## WRITTEN PROBLEM
Could every line of the data be printed exactly as it reads?

## THE INPUT
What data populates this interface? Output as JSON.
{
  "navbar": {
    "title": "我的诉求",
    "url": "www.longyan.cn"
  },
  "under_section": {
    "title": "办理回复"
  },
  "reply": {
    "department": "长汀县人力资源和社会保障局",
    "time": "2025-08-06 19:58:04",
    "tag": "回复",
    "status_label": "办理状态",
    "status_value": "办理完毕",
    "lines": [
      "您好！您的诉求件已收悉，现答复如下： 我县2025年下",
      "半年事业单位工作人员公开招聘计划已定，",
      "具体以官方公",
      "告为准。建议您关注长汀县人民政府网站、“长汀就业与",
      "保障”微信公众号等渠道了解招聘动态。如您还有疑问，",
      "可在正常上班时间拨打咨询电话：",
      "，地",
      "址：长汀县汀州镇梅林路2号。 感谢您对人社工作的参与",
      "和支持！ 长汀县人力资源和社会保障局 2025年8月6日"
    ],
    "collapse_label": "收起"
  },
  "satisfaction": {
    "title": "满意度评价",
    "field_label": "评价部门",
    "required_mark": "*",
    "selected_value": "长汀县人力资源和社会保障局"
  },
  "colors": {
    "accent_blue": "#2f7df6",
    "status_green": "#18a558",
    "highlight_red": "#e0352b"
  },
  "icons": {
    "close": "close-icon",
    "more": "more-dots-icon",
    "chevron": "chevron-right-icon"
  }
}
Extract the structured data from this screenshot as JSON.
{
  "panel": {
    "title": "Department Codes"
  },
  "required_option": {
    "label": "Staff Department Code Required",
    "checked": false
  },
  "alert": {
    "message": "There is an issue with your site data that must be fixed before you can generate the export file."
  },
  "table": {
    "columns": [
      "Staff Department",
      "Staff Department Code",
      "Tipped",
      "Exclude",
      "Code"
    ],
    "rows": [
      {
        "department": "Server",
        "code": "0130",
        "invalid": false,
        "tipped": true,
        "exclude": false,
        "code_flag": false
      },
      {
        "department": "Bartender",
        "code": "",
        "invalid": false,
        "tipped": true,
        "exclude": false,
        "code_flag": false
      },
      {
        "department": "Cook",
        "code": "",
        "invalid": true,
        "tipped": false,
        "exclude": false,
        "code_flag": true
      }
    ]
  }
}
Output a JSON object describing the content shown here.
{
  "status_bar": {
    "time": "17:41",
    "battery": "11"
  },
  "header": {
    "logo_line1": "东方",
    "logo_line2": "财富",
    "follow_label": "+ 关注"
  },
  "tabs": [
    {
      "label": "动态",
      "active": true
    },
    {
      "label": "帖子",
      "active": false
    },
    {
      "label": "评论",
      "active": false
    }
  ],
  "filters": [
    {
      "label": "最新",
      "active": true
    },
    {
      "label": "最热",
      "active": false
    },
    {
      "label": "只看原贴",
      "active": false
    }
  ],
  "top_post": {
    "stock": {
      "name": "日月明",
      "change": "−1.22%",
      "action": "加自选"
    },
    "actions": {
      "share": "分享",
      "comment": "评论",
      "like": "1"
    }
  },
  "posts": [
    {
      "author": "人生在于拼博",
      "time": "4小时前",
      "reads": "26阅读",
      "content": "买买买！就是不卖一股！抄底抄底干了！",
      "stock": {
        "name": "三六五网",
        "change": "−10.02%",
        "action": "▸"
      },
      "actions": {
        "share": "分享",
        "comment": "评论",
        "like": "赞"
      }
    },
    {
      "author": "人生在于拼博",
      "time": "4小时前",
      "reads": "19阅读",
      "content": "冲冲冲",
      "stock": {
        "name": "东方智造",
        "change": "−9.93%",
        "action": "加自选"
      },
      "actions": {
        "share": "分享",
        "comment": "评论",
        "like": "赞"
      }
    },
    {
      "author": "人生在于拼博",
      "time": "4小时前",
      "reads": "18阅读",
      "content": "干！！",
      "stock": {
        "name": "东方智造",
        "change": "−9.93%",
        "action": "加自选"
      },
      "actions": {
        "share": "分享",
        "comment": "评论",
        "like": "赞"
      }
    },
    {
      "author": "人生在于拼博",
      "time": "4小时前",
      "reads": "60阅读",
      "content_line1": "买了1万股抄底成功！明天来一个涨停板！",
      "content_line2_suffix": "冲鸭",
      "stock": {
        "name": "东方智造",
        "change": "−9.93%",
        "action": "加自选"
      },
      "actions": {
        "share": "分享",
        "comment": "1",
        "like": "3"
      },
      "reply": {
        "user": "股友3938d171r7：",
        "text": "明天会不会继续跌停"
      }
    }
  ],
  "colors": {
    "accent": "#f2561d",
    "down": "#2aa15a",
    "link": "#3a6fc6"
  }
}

## EXPECTED OUTPUT
What data populates this interface? Output as JSON.
{
  "navbar": {
    "title": "我的诉求",
    "url": "www.longyan.cn"
  },
  "under_section": {
    "title": "办理回复"
  },
  "reply": {
    "department": "长汀县人力资源和社会保障局",
    "time": "2025-08-06 19:58:04",
    "tag": "回复",
    "status_label": "办理状态",
    "status_value": "办理完毕",
    "lines": [
      "您好！您的诉求件已收悉，现答复如下： 我县2025年下",
      "半年事业单位工作人员公开招聘计划已定，",
      "具体以官方公",
      "告为准。建议您关注长汀县人民政府网站、“长汀就业与",
      "保障”微信公众号等渠道了解招聘动态。如您还有疑问，",
      "可在正常上班时间拨打咨询电话：",
      "，地",
      "址：长汀县汀州镇梅林路2号。 感谢您对人社工作的参与",
      "和支持！ 长汀县人力资源和社会保障局 2025年8月6日"
    ],
    "collapse_label": "收起"
  },
  "satisfaction": {
    "title": "满意度评价",
    "field_label": "评价部门",
    "required_mark": "*",
    "selected_value": "长汀县人力资源和社会保障局"
  },
  "colors": {
    "accent_blue": "#2f7df6",
    "status_green": "#18a558",
    "highlight_red": "#e0352b"
  },
  "icons": {
    "close": "close-icon",
    "more": "more-dots-icon",
    "chevron": "chevron-right-icon"
  }
}
Extract the structured data from this screenshot as JSON.
{
  "panel": {
    "title": "Department Codes"
  },
  "required_option": {
    "label": "Staff Department Code Required",
    "checked": false
  },
  "alert": {
    "message": "There is an issue with your site data that must be fixed before you can generate the export file."
  },
  "table": {
    "columns": [
      "Staff Department",
      "Staff Department Code",
      "Tipped",
      "Exclude",
      "Code"
    ],
    "rows": [
      {
        "department": "Server",
        "code": "0130",
        "invalid": false,
        "tipped": true,
        "exclude": false,
        "code_flag": false
      },
      {
        "department": "Bartender",
        "code": "",
        "invalid": false,
        "tipped": true,
        "exclude": false,
        "code_flag": false
      },
      {
        "department": "Cook",
        "code": "",
        "invalid": true,
        "tipped": false,
        "exclude": false,
        "code_flag": true
      }
    ]
  }
}
Output a JSON object describing the content shown here.
{
  "status_bar": {
    "time": "17:41",
    "battery": "11"
  },
  "header": {
    "logo_line1": "东方",
    "logo_line2": "财富",
    "follow_label": "+ 关注"
  },
  "tabs": [
    {
      "label": "动态",
      "active": true
    },
    {
      "label": "帖子",
      "active": false
    },
    {
      "label": "评论",
      "active": false
    }
  ],
  "filters": [
    {
      "label": "最新",
      "active": true
    },
    {
      "label": "最热",
      "active": false
    },
    {
      "label": "只看原贴",
      "active": false
    }
  ],
  "top_post": {
    "stock": {
      "name": "日月明",
      "change": "−1.22%",
      "action": "加自选"
    },
    "actions": {
      "share": "分享",
      "comment": "评论",
      "like": "1"
    }
  },
  "posts": [
    {
      "author": "人生在于拼博",
      "time": "4小时前",
      "reads": "26阅读",
      "content": "买买买！就是不卖一股！抄底抄底干了！",
      "stock": {
        "name": "三六五网",
        "change": "−10.02%",
        "action": "▸"
      },
      "actions": {
        "share": "分享",
        "comment": "评论",
        "like": "赞"
      }
    },
    {
      "author": "人生在于拼博",
      "time": "4小时前",
      "reads": "19阅读",
      "content": "冲冲冲",
      "stock": {
        "name": "东方智造",
        "change": "−9.93%",
        "action": "加自选"
      },
      "actions": {
        "share": "分享",
        "comment": "评论",
        "like": "赞"
      }
    },
    {
      "author": "人生在于拼博",
      "time": "4小时前",
      "reads": "18阅读",
      "content": "干！！",
      "stock": {
        "name": "东方智造",
        "change": "−9.93%",
        "action": "加自选"
      },
      "actions": {
        "share": "分享",
        "comment": "评论",
        "like": "赞"
      }
    },
    {
      "author": "人生在于拼博",
      "time": "4小时前",
      "reads": "60阅读",
      "content_line1": "买了1万股抄底成功！明天来一个涨停板！",
      "content_line2_suffix": "冲鸭",
      "stock": {
        "name": "东方智造",
        "change": "−9.93%",
        "action": "加自选"
      },
      "actions": {
        "share": "分享",
        "comment": "1",
        "like": "3"
      },
      "reply": {
        "user": "股友3938d171r7：",
        "text": "明天会不会继续跌停"
      }
    }
  ],
  "colors": {
    "accent": "#f2561d",
    "down": "#2aa15a",
    "link": "#3a6fc6"
  }
}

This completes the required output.